— start Dataset extract —

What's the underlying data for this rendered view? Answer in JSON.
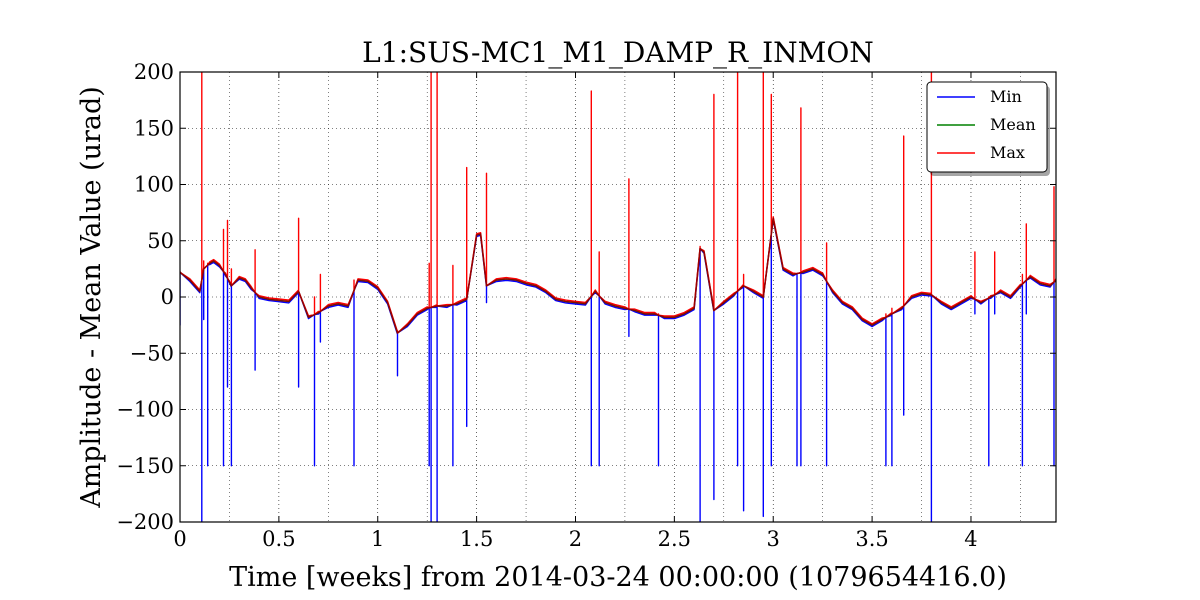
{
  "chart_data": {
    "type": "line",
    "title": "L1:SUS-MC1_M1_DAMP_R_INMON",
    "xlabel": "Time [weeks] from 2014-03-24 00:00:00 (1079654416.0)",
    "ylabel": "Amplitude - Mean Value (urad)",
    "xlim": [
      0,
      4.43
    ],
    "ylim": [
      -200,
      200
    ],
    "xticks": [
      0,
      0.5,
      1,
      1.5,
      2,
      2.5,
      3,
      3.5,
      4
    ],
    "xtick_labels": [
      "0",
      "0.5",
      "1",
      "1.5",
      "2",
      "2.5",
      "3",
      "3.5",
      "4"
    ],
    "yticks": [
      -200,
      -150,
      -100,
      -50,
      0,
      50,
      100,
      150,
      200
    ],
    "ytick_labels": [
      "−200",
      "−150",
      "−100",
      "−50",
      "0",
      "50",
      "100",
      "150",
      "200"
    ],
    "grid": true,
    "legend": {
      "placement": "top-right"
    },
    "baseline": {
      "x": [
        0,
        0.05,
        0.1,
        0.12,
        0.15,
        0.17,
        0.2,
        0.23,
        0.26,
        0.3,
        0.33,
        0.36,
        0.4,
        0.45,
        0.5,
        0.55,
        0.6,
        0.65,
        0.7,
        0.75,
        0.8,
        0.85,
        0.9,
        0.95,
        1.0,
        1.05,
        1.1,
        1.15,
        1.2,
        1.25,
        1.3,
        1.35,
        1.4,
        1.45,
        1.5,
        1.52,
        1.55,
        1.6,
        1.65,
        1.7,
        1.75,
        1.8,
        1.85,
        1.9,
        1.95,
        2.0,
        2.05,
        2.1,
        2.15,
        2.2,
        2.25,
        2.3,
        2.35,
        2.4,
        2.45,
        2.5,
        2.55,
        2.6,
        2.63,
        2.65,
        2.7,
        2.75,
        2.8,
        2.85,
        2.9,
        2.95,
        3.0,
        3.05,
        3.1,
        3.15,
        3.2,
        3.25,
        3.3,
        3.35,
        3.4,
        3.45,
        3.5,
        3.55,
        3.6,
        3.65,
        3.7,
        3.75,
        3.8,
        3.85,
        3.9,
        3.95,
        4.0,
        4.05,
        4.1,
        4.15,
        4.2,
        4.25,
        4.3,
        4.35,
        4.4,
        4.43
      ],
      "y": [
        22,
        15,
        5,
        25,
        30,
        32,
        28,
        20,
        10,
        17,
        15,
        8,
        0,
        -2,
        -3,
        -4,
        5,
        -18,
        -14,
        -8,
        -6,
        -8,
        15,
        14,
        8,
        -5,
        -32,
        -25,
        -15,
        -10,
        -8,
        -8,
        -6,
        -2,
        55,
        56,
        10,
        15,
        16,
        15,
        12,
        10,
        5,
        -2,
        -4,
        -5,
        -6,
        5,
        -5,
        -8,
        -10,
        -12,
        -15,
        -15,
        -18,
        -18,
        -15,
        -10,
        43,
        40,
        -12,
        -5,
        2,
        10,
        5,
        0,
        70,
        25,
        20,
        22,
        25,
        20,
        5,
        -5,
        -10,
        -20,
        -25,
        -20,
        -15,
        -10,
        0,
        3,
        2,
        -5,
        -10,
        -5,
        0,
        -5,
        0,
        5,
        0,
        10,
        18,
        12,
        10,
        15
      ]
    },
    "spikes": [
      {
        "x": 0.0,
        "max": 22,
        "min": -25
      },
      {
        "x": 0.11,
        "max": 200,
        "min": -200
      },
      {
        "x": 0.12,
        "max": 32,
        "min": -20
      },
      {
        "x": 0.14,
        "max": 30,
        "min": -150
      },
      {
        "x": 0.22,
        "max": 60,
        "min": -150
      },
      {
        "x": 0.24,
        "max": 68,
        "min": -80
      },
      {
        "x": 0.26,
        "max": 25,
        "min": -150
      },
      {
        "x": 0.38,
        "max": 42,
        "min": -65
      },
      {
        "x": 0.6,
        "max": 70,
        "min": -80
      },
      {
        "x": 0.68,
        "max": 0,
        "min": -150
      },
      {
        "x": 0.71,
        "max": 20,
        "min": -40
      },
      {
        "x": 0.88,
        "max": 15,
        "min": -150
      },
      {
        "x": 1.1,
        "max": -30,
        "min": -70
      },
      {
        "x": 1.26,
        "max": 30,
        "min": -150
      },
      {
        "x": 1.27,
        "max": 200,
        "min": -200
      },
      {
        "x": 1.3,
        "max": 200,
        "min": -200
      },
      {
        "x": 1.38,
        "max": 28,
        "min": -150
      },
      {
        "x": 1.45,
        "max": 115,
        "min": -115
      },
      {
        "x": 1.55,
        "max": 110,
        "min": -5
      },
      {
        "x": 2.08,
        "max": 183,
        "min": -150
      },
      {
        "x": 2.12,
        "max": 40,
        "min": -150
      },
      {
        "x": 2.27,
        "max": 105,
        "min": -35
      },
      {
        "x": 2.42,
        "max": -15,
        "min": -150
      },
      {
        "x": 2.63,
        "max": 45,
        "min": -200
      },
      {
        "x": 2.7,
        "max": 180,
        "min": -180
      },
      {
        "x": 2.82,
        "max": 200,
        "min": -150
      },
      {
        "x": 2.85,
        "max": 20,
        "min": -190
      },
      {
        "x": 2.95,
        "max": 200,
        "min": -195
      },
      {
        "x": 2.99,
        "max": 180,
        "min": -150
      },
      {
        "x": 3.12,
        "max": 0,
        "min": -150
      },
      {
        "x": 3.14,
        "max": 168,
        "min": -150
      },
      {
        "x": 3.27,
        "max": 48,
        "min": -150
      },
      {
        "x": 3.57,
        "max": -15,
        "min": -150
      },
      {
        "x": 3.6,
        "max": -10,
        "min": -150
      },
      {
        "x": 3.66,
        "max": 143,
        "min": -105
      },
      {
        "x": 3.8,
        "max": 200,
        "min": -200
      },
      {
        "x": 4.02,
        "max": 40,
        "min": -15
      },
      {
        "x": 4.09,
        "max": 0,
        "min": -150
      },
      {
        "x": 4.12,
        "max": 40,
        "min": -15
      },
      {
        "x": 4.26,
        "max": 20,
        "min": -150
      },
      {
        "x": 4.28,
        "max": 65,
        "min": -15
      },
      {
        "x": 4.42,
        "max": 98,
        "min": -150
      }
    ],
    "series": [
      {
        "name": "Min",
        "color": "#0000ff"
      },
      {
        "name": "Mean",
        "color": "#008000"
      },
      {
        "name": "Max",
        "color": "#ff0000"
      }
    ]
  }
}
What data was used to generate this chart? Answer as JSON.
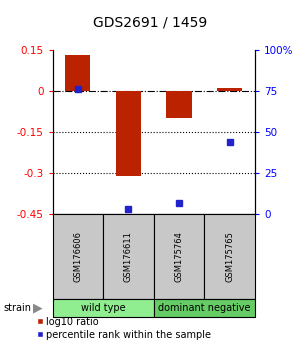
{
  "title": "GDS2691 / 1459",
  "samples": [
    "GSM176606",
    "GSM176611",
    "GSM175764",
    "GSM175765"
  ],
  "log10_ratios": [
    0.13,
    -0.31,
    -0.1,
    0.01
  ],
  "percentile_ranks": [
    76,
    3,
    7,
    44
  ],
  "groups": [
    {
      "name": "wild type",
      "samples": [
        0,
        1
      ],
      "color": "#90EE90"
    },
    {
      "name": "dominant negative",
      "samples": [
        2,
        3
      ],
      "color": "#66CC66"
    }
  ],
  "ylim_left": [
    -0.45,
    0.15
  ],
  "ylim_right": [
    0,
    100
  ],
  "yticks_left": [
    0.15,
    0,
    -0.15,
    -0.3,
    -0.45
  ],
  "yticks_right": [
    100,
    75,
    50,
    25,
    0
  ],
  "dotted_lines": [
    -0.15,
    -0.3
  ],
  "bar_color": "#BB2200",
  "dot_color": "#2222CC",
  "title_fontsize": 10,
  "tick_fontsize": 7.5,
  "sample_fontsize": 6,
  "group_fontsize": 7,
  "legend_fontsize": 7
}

— end Dataset extract —

Direction: Copy out every line in the entries above that holds "Mean".

Response below:
    "ylabel": "Amplitude - Mean Value (urad)",
        "name": "Mean",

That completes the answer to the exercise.